_WORKING DATA:_
═══
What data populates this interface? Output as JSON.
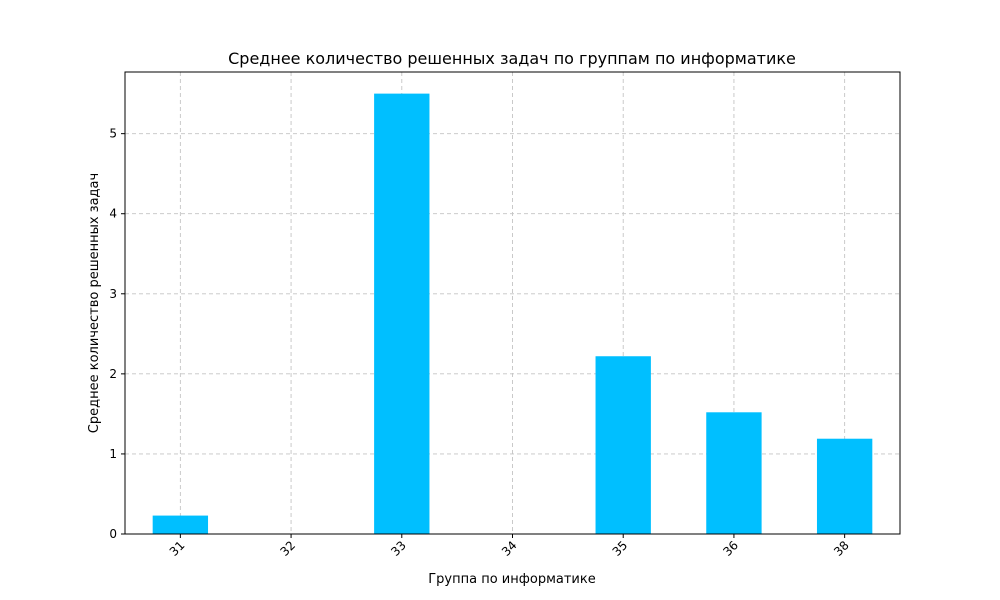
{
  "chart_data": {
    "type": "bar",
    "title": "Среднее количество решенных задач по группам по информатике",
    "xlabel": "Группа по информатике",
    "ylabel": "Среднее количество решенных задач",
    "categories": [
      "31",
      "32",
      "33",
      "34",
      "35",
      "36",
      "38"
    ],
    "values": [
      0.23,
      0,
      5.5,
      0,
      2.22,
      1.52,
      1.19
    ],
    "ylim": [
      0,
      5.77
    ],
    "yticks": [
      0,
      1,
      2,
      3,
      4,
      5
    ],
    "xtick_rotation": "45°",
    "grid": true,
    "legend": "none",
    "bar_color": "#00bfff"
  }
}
═══
_JOB:_ Leave images out of the retyped records; keep all else exact.

_WRITTEN REPLY:_
What data populates this interface? Output as JSON.
{
  "chart_data": {
    "type": "bar",
    "title": "Среднее количество решенных задач по группам по информатике",
    "xlabel": "Группа по информатике",
    "ylabel": "Среднее количество решенных задач",
    "categories": [
      "31",
      "32",
      "33",
      "34",
      "35",
      "36",
      "38"
    ],
    "values": [
      0.23,
      0,
      5.5,
      0,
      2.22,
      1.52,
      1.19
    ],
    "ylim": [
      0,
      5.77
    ],
    "yticks": [
      0,
      1,
      2,
      3,
      4,
      5
    ],
    "xtick_rotation": "45°",
    "grid": true,
    "legend": "none",
    "bar_color": "#00bfff"
  }
}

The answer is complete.